Records contained in a dataset
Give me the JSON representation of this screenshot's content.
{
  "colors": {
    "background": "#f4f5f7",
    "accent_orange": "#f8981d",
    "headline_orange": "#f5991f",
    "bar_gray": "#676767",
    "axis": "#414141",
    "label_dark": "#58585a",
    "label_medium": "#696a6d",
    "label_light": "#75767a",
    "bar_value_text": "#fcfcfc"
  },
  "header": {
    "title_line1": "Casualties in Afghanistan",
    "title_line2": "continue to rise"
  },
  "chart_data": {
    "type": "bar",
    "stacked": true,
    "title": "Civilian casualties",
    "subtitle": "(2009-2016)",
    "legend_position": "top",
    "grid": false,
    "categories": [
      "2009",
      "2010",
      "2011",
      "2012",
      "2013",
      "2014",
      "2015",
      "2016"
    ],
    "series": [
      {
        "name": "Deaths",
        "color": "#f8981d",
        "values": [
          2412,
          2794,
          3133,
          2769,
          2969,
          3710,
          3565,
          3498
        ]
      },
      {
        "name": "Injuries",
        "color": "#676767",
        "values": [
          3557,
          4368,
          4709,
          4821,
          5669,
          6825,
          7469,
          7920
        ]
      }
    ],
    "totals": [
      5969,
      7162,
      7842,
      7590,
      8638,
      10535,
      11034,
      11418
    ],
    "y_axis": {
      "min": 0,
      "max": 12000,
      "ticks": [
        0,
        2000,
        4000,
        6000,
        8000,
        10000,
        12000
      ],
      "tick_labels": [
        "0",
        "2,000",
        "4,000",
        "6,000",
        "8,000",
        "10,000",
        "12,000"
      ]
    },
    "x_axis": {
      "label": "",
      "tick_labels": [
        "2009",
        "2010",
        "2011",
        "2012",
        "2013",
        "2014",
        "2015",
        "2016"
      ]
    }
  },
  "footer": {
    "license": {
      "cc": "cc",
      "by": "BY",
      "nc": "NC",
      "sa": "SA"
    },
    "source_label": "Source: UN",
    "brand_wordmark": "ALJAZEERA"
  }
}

-- What is expected --
Copy all the entries verbatim.

-- Finished task --
Give me the JSON representation of this screenshot's content.
{
  "colors": {
    "background": "#f4f5f7",
    "accent_orange": "#f8981d",
    "headline_orange": "#f5991f",
    "bar_gray": "#676767",
    "axis": "#414141",
    "label_dark": "#58585a",
    "label_medium": "#696a6d",
    "label_light": "#75767a",
    "bar_value_text": "#fcfcfc"
  },
  "header": {
    "title_line1": "Casualties in Afghanistan",
    "title_line2": "continue to rise"
  },
  "chart_data": {
    "type": "bar",
    "stacked": true,
    "title": "Civilian casualties",
    "subtitle": "(2009-2016)",
    "legend_position": "top",
    "grid": false,
    "categories": [
      "2009",
      "2010",
      "2011",
      "2012",
      "2013",
      "2014",
      "2015",
      "2016"
    ],
    "series": [
      {
        "name": "Deaths",
        "color": "#f8981d",
        "values": [
          2412,
          2794,
          3133,
          2769,
          2969,
          3710,
          3565,
          3498
        ]
      },
      {
        "name": "Injuries",
        "color": "#676767",
        "values": [
          3557,
          4368,
          4709,
          4821,
          5669,
          6825,
          7469,
          7920
        ]
      }
    ],
    "totals": [
      5969,
      7162,
      7842,
      7590,
      8638,
      10535,
      11034,
      11418
    ],
    "y_axis": {
      "min": 0,
      "max": 12000,
      "ticks": [
        0,
        2000,
        4000,
        6000,
        8000,
        10000,
        12000
      ],
      "tick_labels": [
        "0",
        "2,000",
        "4,000",
        "6,000",
        "8,000",
        "10,000",
        "12,000"
      ]
    },
    "x_axis": {
      "label": "",
      "tick_labels": [
        "2009",
        "2010",
        "2011",
        "2012",
        "2013",
        "2014",
        "2015",
        "2016"
      ]
    }
  },
  "footer": {
    "license": {
      "cc": "cc",
      "by": "BY",
      "nc": "NC",
      "sa": "SA"
    },
    "source_label": "Source: UN",
    "brand_wordmark": "ALJAZEERA"
  }
}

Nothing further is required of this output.